---------- Supplied records ----------

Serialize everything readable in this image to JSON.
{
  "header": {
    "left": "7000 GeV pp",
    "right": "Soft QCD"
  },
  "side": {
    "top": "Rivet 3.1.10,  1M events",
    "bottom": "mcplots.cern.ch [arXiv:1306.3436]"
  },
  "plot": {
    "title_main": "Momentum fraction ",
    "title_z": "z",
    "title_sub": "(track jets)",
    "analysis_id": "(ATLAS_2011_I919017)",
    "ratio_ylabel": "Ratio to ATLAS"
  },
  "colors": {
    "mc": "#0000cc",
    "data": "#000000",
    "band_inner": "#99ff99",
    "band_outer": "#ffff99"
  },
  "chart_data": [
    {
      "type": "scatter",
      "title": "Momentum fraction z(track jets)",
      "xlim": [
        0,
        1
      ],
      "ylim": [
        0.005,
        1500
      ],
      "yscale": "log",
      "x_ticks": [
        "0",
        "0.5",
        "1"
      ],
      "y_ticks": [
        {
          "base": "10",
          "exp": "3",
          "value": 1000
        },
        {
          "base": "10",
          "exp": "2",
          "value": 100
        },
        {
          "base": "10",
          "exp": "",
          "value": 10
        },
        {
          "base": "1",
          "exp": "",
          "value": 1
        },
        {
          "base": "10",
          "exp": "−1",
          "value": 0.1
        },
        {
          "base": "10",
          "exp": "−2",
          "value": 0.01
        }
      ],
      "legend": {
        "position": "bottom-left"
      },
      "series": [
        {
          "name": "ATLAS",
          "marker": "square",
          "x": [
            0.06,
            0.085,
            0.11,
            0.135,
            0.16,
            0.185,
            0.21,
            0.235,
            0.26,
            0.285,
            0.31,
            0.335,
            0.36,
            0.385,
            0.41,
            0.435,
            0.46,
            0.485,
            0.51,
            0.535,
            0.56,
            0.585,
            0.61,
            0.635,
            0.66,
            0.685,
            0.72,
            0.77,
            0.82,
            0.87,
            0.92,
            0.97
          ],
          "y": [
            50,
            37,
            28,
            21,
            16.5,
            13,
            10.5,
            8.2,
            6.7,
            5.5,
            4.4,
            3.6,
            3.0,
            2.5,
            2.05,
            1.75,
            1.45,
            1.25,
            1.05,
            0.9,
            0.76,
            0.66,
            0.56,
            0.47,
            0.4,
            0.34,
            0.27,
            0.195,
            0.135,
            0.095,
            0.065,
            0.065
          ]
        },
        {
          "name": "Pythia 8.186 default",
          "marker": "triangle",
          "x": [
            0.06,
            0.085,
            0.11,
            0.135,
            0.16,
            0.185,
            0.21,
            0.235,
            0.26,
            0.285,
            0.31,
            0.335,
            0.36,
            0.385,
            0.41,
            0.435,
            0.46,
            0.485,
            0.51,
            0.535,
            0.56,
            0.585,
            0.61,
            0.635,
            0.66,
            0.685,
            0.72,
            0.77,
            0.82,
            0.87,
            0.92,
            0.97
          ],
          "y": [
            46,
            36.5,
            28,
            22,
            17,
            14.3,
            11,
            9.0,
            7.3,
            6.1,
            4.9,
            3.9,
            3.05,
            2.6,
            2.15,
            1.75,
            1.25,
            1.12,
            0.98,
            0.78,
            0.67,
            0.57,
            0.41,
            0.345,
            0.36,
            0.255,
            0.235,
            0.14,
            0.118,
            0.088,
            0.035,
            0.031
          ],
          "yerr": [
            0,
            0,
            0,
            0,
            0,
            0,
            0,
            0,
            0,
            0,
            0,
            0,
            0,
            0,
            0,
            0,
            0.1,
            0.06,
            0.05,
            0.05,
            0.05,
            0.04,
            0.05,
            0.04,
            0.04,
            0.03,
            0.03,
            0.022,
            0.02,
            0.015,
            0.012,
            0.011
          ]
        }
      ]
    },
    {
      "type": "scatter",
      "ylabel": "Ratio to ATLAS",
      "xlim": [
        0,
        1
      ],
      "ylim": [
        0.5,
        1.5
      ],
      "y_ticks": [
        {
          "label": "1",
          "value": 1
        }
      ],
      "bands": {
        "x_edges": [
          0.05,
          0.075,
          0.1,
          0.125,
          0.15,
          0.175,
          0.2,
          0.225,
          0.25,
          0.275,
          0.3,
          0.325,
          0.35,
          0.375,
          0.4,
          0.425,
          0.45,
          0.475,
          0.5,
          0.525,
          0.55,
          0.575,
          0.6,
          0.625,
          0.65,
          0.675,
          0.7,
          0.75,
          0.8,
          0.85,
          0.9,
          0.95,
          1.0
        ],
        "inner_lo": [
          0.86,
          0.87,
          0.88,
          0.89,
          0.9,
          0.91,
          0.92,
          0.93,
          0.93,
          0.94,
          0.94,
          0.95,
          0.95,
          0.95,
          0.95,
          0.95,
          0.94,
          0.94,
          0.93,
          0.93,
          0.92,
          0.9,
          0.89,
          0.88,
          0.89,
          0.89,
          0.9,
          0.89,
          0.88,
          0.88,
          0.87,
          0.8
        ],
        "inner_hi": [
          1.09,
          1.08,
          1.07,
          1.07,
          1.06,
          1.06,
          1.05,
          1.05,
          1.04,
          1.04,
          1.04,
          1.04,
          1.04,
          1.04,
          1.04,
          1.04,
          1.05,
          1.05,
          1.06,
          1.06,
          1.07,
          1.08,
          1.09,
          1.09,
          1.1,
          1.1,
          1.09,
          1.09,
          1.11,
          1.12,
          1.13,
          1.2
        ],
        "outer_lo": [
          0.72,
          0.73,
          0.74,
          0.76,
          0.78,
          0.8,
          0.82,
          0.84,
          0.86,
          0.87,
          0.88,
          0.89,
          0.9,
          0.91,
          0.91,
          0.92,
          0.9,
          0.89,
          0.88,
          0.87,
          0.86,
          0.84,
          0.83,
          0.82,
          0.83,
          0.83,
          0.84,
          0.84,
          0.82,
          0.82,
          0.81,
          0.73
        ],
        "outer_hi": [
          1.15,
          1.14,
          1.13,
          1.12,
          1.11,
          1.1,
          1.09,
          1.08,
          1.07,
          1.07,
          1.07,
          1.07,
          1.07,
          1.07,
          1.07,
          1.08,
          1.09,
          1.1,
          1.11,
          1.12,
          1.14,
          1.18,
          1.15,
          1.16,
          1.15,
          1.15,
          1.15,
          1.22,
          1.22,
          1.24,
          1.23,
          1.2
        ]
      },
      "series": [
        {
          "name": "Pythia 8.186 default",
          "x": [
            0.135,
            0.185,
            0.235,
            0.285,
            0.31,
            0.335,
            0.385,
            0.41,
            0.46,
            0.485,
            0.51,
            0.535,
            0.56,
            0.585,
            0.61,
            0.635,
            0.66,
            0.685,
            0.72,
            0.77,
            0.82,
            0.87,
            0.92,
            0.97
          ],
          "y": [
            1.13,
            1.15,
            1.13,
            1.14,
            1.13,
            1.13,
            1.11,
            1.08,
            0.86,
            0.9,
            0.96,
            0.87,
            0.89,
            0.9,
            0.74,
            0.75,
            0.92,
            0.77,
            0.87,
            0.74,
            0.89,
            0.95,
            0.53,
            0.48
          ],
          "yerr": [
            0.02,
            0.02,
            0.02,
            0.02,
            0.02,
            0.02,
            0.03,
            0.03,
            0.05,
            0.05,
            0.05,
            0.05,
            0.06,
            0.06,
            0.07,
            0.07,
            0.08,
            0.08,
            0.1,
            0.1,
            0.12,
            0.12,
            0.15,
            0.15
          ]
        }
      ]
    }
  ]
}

----------

▸ **Objective**: Restate the data above exactly, keeping each word as it stands.

▸ **Reply to the exercise**:
Serialize everything readable in this image to JSON.
{
  "header": {
    "left": "7000 GeV pp",
    "right": "Soft QCD"
  },
  "side": {
    "top": "Rivet 3.1.10,  1M events",
    "bottom": "mcplots.cern.ch [arXiv:1306.3436]"
  },
  "plot": {
    "title_main": "Momentum fraction ",
    "title_z": "z",
    "title_sub": "(track jets)",
    "analysis_id": "(ATLAS_2011_I919017)",
    "ratio_ylabel": "Ratio to ATLAS"
  },
  "colors": {
    "mc": "#0000cc",
    "data": "#000000",
    "band_inner": "#99ff99",
    "band_outer": "#ffff99"
  },
  "chart_data": [
    {
      "type": "scatter",
      "title": "Momentum fraction z(track jets)",
      "xlim": [
        0,
        1
      ],
      "ylim": [
        0.005,
        1500
      ],
      "yscale": "log",
      "x_ticks": [
        "0",
        "0.5",
        "1"
      ],
      "y_ticks": [
        {
          "base": "10",
          "exp": "3",
          "value": 1000
        },
        {
          "base": "10",
          "exp": "2",
          "value": 100
        },
        {
          "base": "10",
          "exp": "",
          "value": 10
        },
        {
          "base": "1",
          "exp": "",
          "value": 1
        },
        {
          "base": "10",
          "exp": "−1",
          "value": 0.1
        },
        {
          "base": "10",
          "exp": "−2",
          "value": 0.01
        }
      ],
      "legend": {
        "position": "bottom-left"
      },
      "series": [
        {
          "name": "ATLAS",
          "marker": "square",
          "x": [
            0.06,
            0.085,
            0.11,
            0.135,
            0.16,
            0.185,
            0.21,
            0.235,
            0.26,
            0.285,
            0.31,
            0.335,
            0.36,
            0.385,
            0.41,
            0.435,
            0.46,
            0.485,
            0.51,
            0.535,
            0.56,
            0.585,
            0.61,
            0.635,
            0.66,
            0.685,
            0.72,
            0.77,
            0.82,
            0.87,
            0.92,
            0.97
          ],
          "y": [
            50,
            37,
            28,
            21,
            16.5,
            13,
            10.5,
            8.2,
            6.7,
            5.5,
            4.4,
            3.6,
            3.0,
            2.5,
            2.05,
            1.75,
            1.45,
            1.25,
            1.05,
            0.9,
            0.76,
            0.66,
            0.56,
            0.47,
            0.4,
            0.34,
            0.27,
            0.195,
            0.135,
            0.095,
            0.065,
            0.065
          ]
        },
        {
          "name": "Pythia 8.186 default",
          "marker": "triangle",
          "x": [
            0.06,
            0.085,
            0.11,
            0.135,
            0.16,
            0.185,
            0.21,
            0.235,
            0.26,
            0.285,
            0.31,
            0.335,
            0.36,
            0.385,
            0.41,
            0.435,
            0.46,
            0.485,
            0.51,
            0.535,
            0.56,
            0.585,
            0.61,
            0.635,
            0.66,
            0.685,
            0.72,
            0.77,
            0.82,
            0.87,
            0.92,
            0.97
          ],
          "y": [
            46,
            36.5,
            28,
            22,
            17,
            14.3,
            11,
            9.0,
            7.3,
            6.1,
            4.9,
            3.9,
            3.05,
            2.6,
            2.15,
            1.75,
            1.25,
            1.12,
            0.98,
            0.78,
            0.67,
            0.57,
            0.41,
            0.345,
            0.36,
            0.255,
            0.235,
            0.14,
            0.118,
            0.088,
            0.035,
            0.031
          ],
          "yerr": [
            0,
            0,
            0,
            0,
            0,
            0,
            0,
            0,
            0,
            0,
            0,
            0,
            0,
            0,
            0,
            0,
            0.1,
            0.06,
            0.05,
            0.05,
            0.05,
            0.04,
            0.05,
            0.04,
            0.04,
            0.03,
            0.03,
            0.022,
            0.02,
            0.015,
            0.012,
            0.011
          ]
        }
      ]
    },
    {
      "type": "scatter",
      "ylabel": "Ratio to ATLAS",
      "xlim": [
        0,
        1
      ],
      "ylim": [
        0.5,
        1.5
      ],
      "y_ticks": [
        {
          "label": "1",
          "value": 1
        }
      ],
      "bands": {
        "x_edges": [
          0.05,
          0.075,
          0.1,
          0.125,
          0.15,
          0.175,
          0.2,
          0.225,
          0.25,
          0.275,
          0.3,
          0.325,
          0.35,
          0.375,
          0.4,
          0.425,
          0.45,
          0.475,
          0.5,
          0.525,
          0.55,
          0.575,
          0.6,
          0.625,
          0.65,
          0.675,
          0.7,
          0.75,
          0.8,
          0.85,
          0.9,
          0.95,
          1.0
        ],
        "inner_lo": [
          0.86,
          0.87,
          0.88,
          0.89,
          0.9,
          0.91,
          0.92,
          0.93,
          0.93,
          0.94,
          0.94,
          0.95,
          0.95,
          0.95,
          0.95,
          0.95,
          0.94,
          0.94,
          0.93,
          0.93,
          0.92,
          0.9,
          0.89,
          0.88,
          0.89,
          0.89,
          0.9,
          0.89,
          0.88,
          0.88,
          0.87,
          0.8
        ],
        "inner_hi": [
          1.09,
          1.08,
          1.07,
          1.07,
          1.06,
          1.06,
          1.05,
          1.05,
          1.04,
          1.04,
          1.04,
          1.04,
          1.04,
          1.04,
          1.04,
          1.04,
          1.05,
          1.05,
          1.06,
          1.06,
          1.07,
          1.08,
          1.09,
          1.09,
          1.1,
          1.1,
          1.09,
          1.09,
          1.11,
          1.12,
          1.13,
          1.2
        ],
        "outer_lo": [
          0.72,
          0.73,
          0.74,
          0.76,
          0.78,
          0.8,
          0.82,
          0.84,
          0.86,
          0.87,
          0.88,
          0.89,
          0.9,
          0.91,
          0.91,
          0.92,
          0.9,
          0.89,
          0.88,
          0.87,
          0.86,
          0.84,
          0.83,
          0.82,
          0.83,
          0.83,
          0.84,
          0.84,
          0.82,
          0.82,
          0.81,
          0.73
        ],
        "outer_hi": [
          1.15,
          1.14,
          1.13,
          1.12,
          1.11,
          1.1,
          1.09,
          1.08,
          1.07,
          1.07,
          1.07,
          1.07,
          1.07,
          1.07,
          1.07,
          1.08,
          1.09,
          1.1,
          1.11,
          1.12,
          1.14,
          1.18,
          1.15,
          1.16,
          1.15,
          1.15,
          1.15,
          1.22,
          1.22,
          1.24,
          1.23,
          1.2
        ]
      },
      "series": [
        {
          "name": "Pythia 8.186 default",
          "x": [
            0.135,
            0.185,
            0.235,
            0.285,
            0.31,
            0.335,
            0.385,
            0.41,
            0.46,
            0.485,
            0.51,
            0.535,
            0.56,
            0.585,
            0.61,
            0.635,
            0.66,
            0.685,
            0.72,
            0.77,
            0.82,
            0.87,
            0.92,
            0.97
          ],
          "y": [
            1.13,
            1.15,
            1.13,
            1.14,
            1.13,
            1.13,
            1.11,
            1.08,
            0.86,
            0.9,
            0.96,
            0.87,
            0.89,
            0.9,
            0.74,
            0.75,
            0.92,
            0.77,
            0.87,
            0.74,
            0.89,
            0.95,
            0.53,
            0.48
          ],
          "yerr": [
            0.02,
            0.02,
            0.02,
            0.02,
            0.02,
            0.02,
            0.03,
            0.03,
            0.05,
            0.05,
            0.05,
            0.05,
            0.06,
            0.06,
            0.07,
            0.07,
            0.08,
            0.08,
            0.1,
            0.1,
            0.12,
            0.12,
            0.15,
            0.15
          ]
        }
      ]
    }
  ]
}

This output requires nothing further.